Dataset entries:
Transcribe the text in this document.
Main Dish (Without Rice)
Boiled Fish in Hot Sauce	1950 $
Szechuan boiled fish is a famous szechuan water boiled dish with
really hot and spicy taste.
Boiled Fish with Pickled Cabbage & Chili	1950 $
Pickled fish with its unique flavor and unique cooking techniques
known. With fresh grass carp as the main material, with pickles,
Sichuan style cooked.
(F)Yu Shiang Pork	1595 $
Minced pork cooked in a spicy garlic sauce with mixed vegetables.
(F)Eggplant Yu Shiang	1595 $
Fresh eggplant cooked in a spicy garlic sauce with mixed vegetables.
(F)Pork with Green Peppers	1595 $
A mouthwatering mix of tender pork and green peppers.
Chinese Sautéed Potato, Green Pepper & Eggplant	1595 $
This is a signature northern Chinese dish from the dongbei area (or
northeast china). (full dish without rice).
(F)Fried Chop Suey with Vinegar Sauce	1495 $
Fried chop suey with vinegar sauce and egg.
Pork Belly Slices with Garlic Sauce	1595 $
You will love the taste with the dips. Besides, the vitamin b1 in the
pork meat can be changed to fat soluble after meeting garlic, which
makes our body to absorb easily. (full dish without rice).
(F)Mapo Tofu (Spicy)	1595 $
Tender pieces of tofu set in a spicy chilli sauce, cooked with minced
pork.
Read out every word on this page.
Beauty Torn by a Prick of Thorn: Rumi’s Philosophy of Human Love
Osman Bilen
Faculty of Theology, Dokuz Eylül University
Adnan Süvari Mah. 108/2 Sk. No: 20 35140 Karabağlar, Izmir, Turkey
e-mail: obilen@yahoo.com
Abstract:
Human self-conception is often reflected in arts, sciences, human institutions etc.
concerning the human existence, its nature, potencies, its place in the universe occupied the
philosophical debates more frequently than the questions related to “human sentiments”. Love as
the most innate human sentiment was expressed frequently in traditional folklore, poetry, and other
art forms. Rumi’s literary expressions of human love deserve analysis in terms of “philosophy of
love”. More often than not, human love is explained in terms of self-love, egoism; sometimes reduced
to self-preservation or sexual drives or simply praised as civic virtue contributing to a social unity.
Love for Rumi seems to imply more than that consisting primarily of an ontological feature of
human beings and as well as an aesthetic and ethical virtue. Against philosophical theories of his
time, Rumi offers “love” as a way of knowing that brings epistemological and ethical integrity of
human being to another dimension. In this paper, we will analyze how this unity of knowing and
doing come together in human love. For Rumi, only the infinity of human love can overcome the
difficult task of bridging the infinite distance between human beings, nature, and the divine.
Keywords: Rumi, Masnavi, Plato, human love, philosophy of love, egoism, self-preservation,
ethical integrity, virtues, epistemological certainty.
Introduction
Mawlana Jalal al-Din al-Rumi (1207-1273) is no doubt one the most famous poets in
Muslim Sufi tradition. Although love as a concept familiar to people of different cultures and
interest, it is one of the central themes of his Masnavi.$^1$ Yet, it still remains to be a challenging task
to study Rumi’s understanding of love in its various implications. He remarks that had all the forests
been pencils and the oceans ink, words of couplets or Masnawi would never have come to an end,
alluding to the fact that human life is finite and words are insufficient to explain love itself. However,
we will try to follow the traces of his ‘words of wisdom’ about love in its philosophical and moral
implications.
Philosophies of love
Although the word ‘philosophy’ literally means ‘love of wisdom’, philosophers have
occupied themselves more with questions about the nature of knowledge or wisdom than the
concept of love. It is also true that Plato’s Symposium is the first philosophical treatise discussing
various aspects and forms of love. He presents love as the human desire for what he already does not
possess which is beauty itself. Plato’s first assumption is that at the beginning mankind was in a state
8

→ **TO BE DONE**
All lines above with "vegetables" in them should be returned.

→ **EXERCISE SOLUTION**
Minced pork cooked in a spicy garlic sauce with mixed vegetables.
Fresh eggplant cooked in a spicy garlic sauce with mixed vegetables.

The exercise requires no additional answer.